WHAT IS ASKED – Collect all lines from the listing that include the string "right".
ENTRIES SHOWN start
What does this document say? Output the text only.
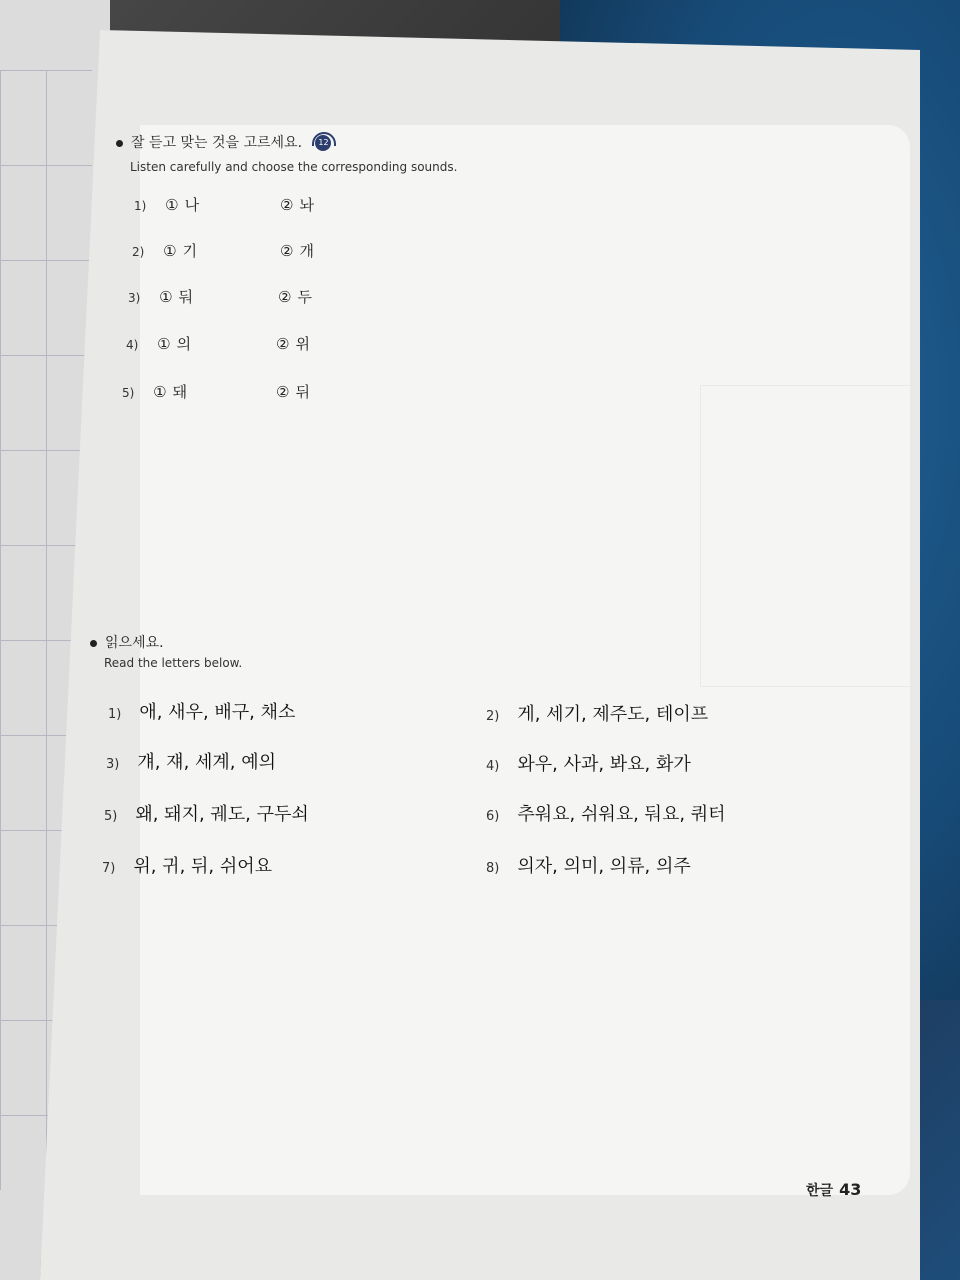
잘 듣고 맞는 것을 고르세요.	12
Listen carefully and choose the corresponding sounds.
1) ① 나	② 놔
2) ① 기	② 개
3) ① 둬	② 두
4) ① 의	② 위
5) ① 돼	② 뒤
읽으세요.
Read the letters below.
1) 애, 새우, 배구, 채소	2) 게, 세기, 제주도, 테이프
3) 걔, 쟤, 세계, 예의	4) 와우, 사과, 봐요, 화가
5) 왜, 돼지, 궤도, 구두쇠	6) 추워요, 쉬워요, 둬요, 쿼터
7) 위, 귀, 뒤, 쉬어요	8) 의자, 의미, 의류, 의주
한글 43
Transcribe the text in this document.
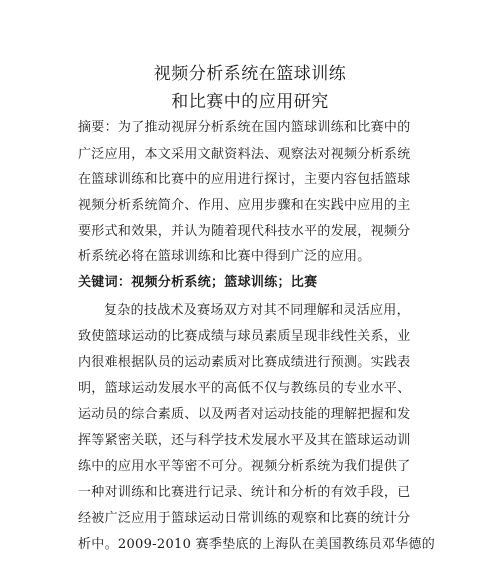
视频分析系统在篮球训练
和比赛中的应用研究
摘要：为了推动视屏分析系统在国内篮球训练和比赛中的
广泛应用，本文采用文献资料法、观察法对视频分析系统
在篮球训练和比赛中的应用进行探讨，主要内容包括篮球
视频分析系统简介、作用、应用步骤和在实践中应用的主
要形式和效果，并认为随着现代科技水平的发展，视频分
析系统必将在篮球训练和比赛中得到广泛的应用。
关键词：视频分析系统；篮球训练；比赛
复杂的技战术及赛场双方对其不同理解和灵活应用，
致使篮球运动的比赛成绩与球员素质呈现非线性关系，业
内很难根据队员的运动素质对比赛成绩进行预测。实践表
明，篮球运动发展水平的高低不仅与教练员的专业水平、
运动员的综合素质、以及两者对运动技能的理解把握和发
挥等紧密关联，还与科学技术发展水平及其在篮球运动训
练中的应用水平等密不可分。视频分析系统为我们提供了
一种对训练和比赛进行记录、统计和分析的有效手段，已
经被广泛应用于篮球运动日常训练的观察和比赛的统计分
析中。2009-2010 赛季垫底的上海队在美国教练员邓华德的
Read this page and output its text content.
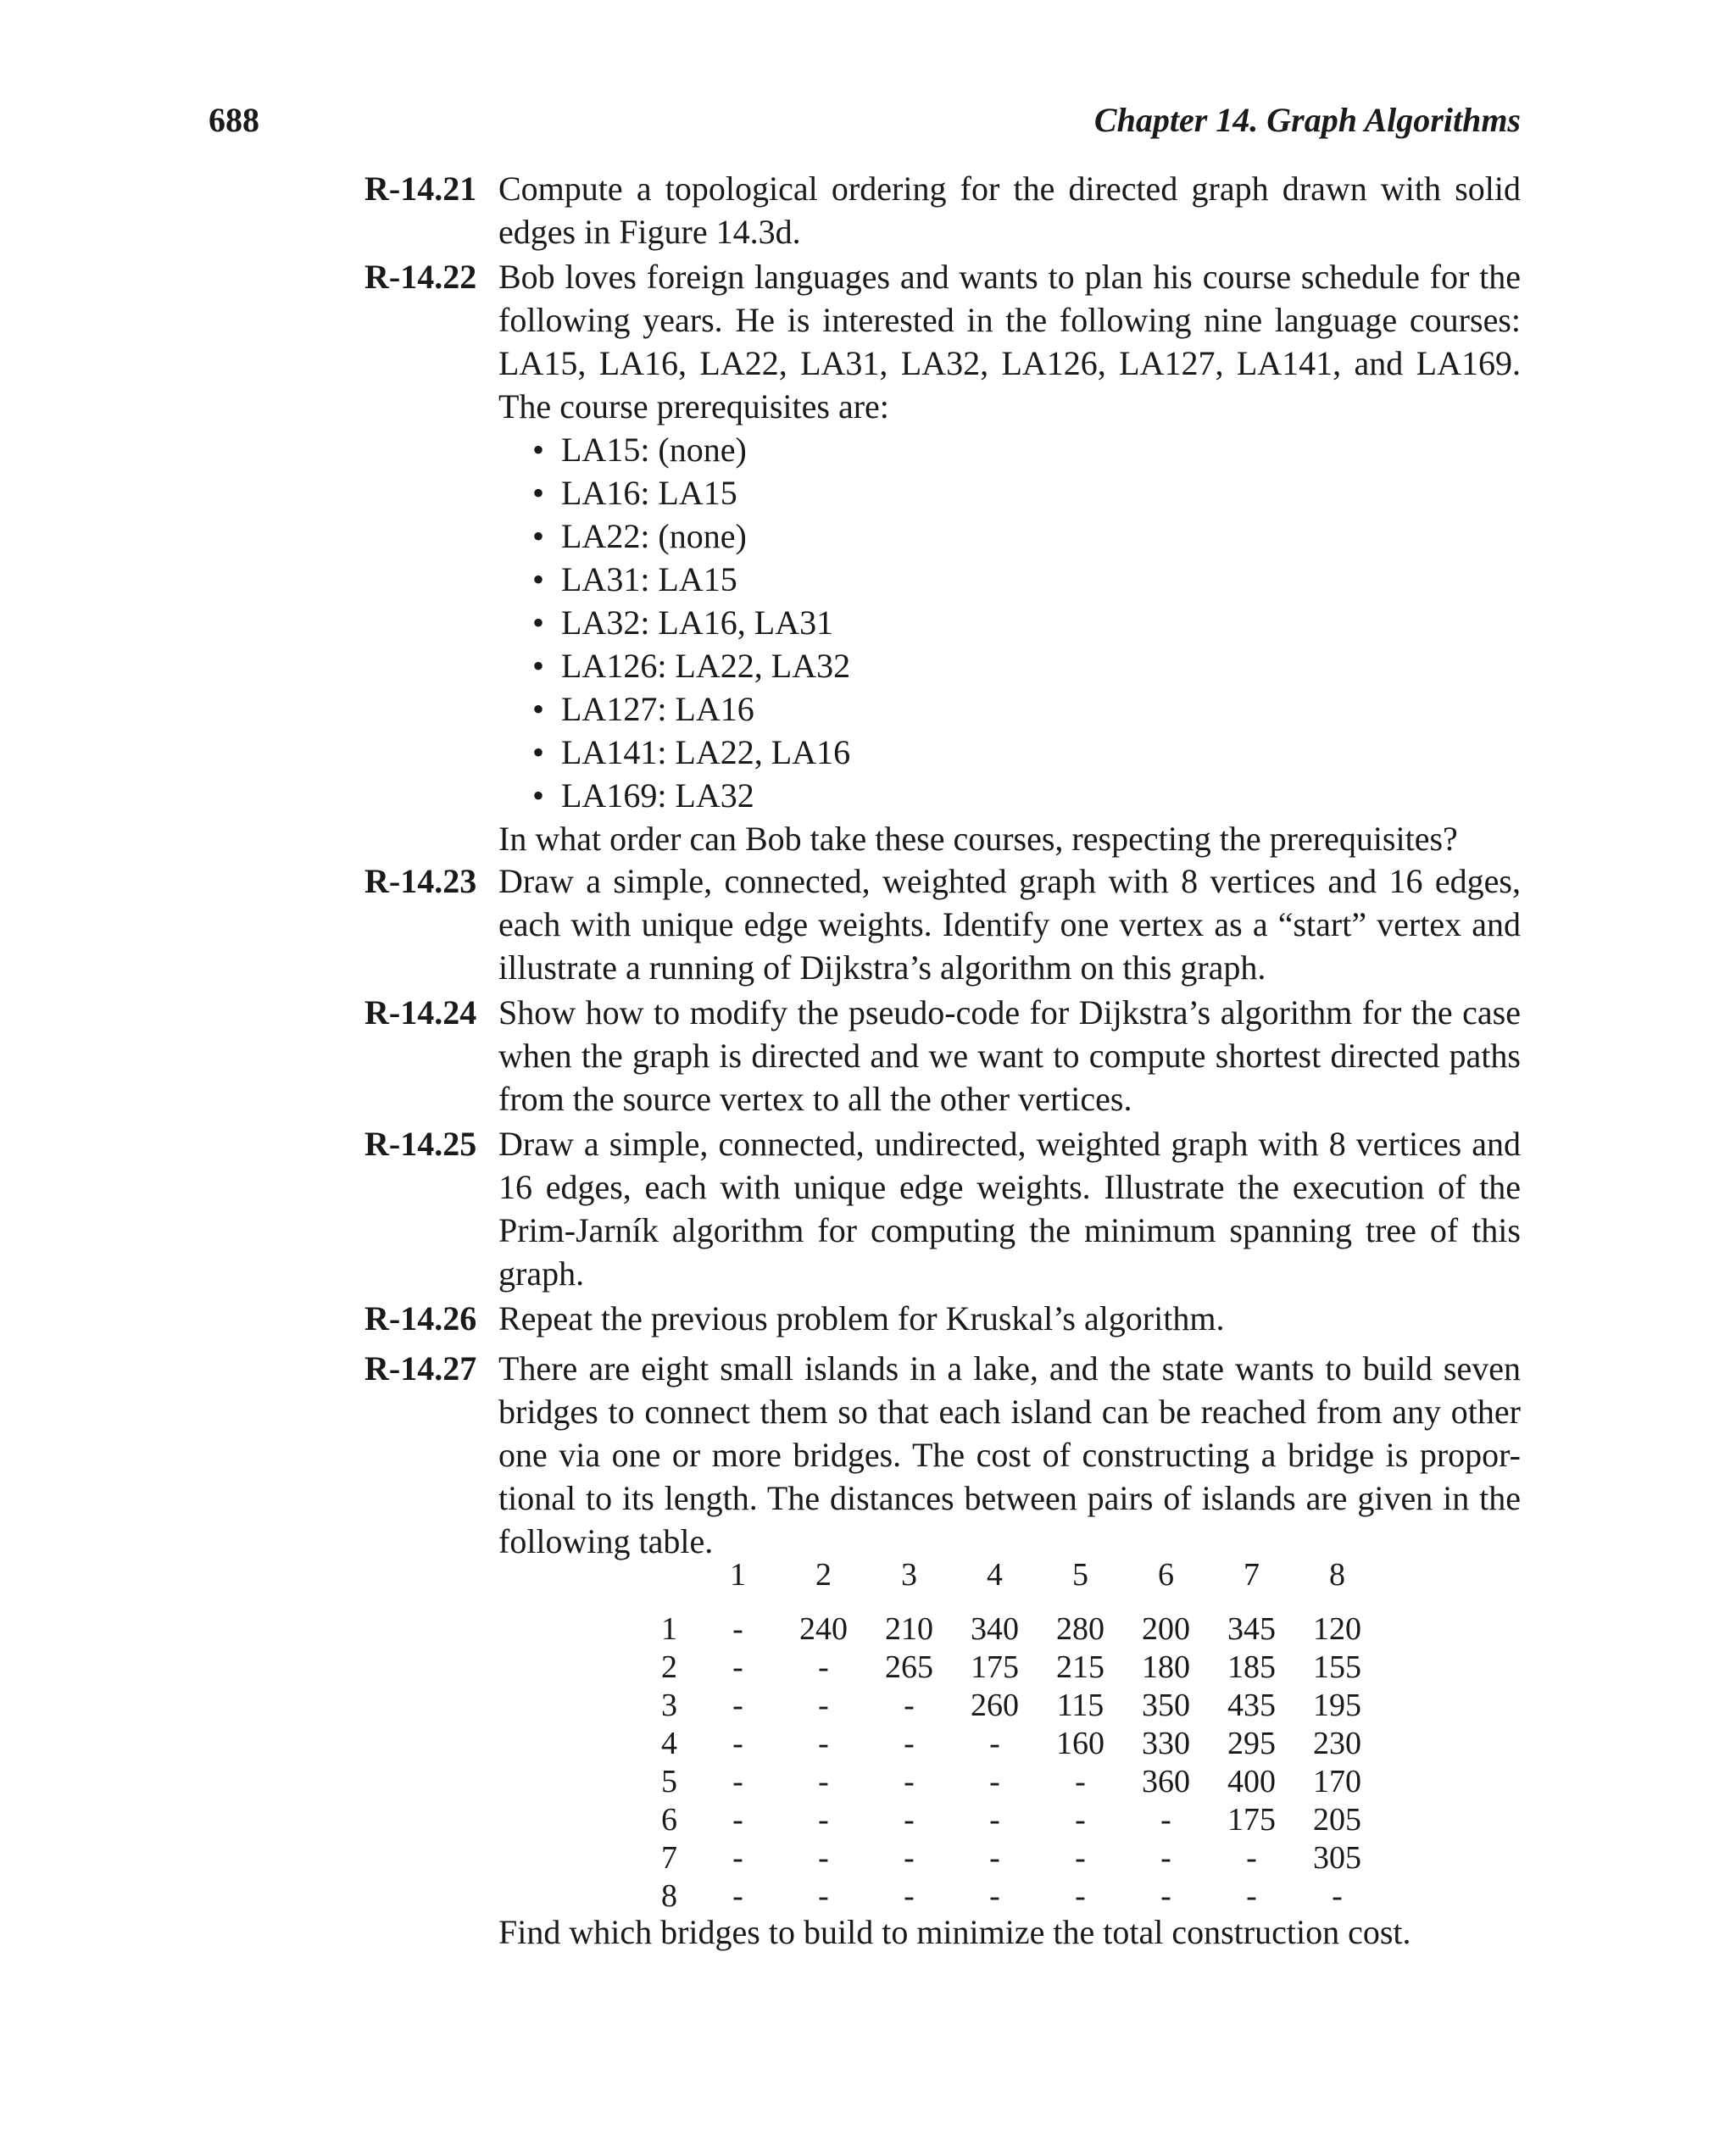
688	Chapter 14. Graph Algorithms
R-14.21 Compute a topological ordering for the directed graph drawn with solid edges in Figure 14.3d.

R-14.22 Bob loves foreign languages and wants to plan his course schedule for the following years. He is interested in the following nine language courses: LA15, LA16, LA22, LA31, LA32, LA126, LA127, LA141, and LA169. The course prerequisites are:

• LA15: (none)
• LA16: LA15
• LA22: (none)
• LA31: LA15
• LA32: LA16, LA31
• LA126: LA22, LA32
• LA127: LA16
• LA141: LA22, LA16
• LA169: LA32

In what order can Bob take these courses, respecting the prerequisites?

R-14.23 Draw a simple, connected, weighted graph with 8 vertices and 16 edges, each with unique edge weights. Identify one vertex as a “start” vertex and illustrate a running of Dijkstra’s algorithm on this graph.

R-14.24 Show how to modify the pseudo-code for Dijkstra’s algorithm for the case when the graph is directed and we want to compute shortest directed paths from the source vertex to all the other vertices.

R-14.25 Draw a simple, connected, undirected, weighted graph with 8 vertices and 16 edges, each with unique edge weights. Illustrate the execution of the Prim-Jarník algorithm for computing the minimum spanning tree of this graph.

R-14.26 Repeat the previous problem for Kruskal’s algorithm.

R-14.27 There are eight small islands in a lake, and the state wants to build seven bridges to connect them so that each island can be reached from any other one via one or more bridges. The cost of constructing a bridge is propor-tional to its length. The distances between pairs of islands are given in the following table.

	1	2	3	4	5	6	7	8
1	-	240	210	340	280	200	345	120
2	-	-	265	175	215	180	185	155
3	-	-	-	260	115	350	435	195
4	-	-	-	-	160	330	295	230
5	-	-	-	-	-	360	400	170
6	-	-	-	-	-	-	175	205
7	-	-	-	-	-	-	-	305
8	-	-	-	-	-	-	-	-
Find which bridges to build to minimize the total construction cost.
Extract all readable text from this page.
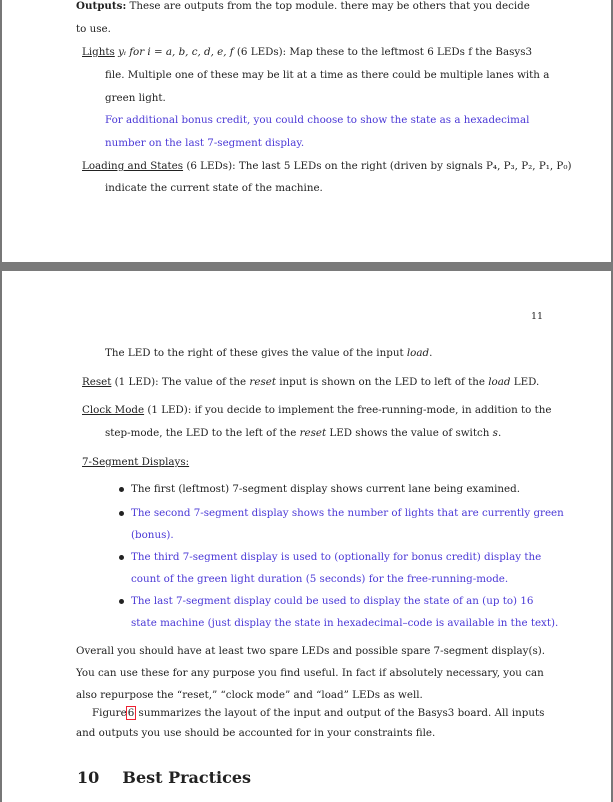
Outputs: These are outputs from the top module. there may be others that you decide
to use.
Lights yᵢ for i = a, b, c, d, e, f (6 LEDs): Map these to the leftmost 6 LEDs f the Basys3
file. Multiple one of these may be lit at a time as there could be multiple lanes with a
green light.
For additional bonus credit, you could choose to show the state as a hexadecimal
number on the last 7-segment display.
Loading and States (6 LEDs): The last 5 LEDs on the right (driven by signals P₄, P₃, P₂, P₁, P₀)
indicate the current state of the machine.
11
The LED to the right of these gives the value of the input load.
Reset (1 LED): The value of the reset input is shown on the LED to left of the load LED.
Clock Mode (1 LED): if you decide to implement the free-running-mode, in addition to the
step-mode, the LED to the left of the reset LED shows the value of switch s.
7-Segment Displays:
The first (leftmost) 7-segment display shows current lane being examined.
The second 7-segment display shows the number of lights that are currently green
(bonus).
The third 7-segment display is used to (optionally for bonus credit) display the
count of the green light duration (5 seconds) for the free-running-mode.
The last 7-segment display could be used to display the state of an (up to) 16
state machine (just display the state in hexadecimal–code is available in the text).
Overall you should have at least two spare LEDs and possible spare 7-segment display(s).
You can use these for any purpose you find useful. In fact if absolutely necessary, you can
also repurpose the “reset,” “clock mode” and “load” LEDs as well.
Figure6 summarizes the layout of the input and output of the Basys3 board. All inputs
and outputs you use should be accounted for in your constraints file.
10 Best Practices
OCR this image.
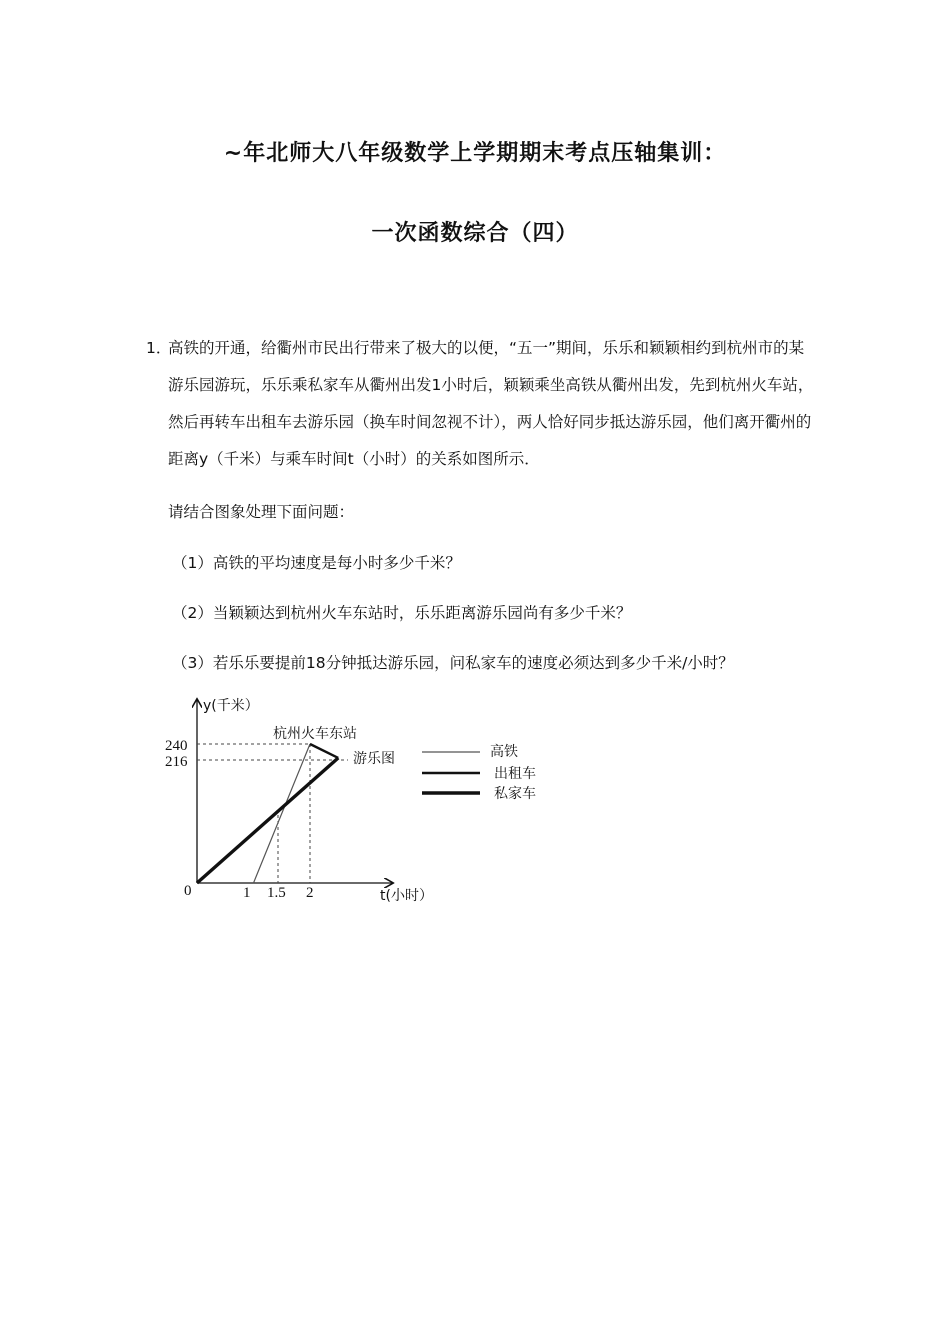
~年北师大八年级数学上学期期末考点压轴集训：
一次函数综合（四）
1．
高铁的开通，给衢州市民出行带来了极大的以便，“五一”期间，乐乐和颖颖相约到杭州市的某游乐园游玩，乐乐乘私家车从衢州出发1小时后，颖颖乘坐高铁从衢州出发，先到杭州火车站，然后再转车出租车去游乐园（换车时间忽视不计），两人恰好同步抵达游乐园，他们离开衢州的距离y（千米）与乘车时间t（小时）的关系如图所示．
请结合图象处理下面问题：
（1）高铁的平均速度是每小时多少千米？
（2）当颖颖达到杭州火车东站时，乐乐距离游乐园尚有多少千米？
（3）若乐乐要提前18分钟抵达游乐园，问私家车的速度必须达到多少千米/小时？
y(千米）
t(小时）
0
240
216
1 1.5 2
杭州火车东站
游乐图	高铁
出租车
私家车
ENTRIES SHOWN end
SOLUTION FOR THIS EXERCISE –
Loading and States (6 LEDs): The last 5 LEDs on the right (driven by signals P₄, P₃, P₂, P₁, P₀)
The LED to the right of these gives the value of the input load.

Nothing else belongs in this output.